Work instructions:
Identify the lines containing the word "name". Copy each one.

(Stored dataset items)

● ● ●

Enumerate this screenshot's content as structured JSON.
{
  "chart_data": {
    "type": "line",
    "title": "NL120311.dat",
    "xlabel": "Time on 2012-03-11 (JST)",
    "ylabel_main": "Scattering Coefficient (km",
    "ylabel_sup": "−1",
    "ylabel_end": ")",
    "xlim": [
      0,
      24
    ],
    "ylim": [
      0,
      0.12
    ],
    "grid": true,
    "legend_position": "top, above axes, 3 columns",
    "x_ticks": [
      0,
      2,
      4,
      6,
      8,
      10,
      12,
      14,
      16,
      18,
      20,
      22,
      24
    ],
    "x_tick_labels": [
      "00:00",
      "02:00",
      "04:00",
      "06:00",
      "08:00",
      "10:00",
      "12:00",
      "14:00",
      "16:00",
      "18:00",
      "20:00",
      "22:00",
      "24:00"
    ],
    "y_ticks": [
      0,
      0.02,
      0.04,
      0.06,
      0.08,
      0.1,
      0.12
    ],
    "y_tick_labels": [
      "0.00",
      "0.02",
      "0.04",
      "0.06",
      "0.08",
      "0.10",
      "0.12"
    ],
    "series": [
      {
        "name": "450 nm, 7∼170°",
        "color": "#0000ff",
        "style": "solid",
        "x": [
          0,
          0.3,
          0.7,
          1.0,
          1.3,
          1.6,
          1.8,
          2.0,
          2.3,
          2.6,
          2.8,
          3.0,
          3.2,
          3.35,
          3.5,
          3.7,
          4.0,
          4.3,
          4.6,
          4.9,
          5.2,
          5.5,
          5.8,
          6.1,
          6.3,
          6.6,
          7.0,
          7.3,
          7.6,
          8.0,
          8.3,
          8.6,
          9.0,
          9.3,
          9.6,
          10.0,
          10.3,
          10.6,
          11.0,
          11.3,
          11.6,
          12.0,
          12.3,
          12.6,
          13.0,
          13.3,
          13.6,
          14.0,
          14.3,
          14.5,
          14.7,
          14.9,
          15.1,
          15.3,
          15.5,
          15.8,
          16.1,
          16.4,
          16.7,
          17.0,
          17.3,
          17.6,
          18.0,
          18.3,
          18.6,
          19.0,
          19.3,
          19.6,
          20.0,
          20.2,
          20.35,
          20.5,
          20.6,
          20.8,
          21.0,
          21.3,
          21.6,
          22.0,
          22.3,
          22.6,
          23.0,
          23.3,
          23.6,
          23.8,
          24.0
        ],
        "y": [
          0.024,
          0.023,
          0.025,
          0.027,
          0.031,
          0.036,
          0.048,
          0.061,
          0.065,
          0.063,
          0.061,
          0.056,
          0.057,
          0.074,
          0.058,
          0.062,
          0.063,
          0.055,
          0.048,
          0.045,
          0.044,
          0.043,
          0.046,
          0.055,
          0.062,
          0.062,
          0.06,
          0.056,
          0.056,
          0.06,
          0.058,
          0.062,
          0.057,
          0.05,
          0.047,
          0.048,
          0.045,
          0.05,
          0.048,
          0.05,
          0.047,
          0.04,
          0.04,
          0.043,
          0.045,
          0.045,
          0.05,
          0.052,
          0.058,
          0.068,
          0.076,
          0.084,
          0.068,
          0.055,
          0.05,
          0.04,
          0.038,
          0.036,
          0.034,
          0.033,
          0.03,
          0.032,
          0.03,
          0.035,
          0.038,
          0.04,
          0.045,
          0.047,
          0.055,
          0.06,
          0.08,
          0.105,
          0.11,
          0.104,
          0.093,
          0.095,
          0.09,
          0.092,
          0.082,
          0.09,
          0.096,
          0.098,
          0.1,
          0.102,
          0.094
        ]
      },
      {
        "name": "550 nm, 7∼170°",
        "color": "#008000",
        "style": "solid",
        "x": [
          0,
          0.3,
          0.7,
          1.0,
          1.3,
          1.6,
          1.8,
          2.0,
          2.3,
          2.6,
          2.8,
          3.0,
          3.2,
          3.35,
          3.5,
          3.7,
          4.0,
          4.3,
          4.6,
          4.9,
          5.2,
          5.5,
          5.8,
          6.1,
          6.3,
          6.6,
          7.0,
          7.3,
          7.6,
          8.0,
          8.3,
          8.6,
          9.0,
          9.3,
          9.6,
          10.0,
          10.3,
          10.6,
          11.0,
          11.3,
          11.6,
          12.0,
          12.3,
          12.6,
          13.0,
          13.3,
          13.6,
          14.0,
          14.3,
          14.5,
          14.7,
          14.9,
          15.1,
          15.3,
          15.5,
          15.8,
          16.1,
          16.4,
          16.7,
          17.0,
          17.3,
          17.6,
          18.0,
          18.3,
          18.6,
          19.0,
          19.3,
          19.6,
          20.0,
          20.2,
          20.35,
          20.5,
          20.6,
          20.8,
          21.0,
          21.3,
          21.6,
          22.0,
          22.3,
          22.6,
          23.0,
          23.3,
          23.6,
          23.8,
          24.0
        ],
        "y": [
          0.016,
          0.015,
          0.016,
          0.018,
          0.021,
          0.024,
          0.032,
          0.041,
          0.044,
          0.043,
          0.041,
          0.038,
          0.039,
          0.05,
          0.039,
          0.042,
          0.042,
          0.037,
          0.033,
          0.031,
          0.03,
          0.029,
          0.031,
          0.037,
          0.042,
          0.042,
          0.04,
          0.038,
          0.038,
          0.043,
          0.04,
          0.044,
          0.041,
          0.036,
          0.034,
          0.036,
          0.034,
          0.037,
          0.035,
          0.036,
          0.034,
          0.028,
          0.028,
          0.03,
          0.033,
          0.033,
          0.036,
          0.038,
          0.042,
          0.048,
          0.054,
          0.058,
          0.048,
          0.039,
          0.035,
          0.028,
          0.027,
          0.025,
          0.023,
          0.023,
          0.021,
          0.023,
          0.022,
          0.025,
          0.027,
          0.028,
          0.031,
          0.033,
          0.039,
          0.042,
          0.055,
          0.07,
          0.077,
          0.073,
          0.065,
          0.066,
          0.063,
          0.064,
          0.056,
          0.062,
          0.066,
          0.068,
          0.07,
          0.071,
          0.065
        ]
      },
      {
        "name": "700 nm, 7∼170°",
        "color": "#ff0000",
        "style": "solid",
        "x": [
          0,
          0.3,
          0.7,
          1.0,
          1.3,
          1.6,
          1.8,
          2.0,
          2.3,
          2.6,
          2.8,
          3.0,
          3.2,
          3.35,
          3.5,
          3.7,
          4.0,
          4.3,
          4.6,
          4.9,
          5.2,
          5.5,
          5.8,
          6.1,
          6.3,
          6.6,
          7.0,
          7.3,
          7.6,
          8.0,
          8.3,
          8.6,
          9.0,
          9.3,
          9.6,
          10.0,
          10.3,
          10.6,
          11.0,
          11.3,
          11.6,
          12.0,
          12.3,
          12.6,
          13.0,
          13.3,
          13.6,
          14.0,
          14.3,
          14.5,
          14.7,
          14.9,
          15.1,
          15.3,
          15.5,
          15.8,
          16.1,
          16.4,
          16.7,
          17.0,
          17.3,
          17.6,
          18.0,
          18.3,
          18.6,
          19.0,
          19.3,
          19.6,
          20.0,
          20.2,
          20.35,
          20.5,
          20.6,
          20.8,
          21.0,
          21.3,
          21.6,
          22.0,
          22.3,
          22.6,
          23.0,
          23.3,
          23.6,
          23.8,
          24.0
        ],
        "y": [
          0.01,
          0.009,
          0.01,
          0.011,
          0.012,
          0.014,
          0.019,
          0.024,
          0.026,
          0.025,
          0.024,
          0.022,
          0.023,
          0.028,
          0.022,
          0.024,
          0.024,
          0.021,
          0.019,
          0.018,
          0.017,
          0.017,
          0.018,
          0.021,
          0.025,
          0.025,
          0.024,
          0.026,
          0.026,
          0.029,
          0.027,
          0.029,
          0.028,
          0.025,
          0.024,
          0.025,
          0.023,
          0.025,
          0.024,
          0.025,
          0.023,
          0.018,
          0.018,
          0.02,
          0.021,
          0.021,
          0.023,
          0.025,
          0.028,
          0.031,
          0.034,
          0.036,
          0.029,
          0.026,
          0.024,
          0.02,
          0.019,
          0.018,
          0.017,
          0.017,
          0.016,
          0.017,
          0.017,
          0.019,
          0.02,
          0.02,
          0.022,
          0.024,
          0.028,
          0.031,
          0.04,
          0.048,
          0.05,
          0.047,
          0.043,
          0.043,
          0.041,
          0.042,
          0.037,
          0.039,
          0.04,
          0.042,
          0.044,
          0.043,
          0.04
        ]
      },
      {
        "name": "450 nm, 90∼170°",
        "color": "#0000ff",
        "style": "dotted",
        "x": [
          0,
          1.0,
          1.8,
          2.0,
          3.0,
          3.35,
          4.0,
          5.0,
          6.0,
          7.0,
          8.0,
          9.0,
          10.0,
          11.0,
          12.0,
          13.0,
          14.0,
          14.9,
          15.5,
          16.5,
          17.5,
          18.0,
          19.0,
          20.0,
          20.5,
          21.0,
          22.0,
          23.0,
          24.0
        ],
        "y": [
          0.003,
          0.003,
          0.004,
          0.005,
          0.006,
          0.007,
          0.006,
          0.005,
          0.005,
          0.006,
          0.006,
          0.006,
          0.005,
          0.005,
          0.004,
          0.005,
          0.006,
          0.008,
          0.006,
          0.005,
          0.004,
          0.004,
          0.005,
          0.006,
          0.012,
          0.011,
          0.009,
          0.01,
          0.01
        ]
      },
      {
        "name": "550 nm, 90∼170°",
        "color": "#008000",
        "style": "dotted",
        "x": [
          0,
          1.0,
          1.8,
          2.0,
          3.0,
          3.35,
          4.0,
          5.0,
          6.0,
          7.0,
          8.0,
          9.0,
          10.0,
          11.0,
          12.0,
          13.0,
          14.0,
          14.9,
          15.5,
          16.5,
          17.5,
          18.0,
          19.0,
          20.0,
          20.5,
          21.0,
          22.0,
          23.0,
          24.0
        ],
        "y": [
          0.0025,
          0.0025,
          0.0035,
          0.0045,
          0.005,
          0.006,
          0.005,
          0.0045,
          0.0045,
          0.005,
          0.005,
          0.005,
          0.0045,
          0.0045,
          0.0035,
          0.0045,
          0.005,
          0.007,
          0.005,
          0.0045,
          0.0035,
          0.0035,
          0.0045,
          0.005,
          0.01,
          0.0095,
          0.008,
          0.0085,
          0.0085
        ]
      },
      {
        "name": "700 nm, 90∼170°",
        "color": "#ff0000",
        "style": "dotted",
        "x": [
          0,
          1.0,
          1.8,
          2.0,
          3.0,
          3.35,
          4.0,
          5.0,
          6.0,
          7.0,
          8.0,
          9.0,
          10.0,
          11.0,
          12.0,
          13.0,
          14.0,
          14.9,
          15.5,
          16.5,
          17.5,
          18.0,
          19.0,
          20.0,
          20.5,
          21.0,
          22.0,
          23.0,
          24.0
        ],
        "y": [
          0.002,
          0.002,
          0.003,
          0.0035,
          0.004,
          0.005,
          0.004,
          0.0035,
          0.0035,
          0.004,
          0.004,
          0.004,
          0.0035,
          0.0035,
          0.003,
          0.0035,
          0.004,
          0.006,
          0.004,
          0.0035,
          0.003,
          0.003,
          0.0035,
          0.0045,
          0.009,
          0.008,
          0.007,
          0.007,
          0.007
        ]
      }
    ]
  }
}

● ● ●

Expected answer:
        "name": "450 nm, 7∼170°",
        "name": "550 nm, 7∼170°",
        "name": "700 nm, 7∼170°",
        "name": "450 nm, 90∼170°",
        "name": "550 nm, 90∼170°",
        "name": "700 nm, 90∼170°",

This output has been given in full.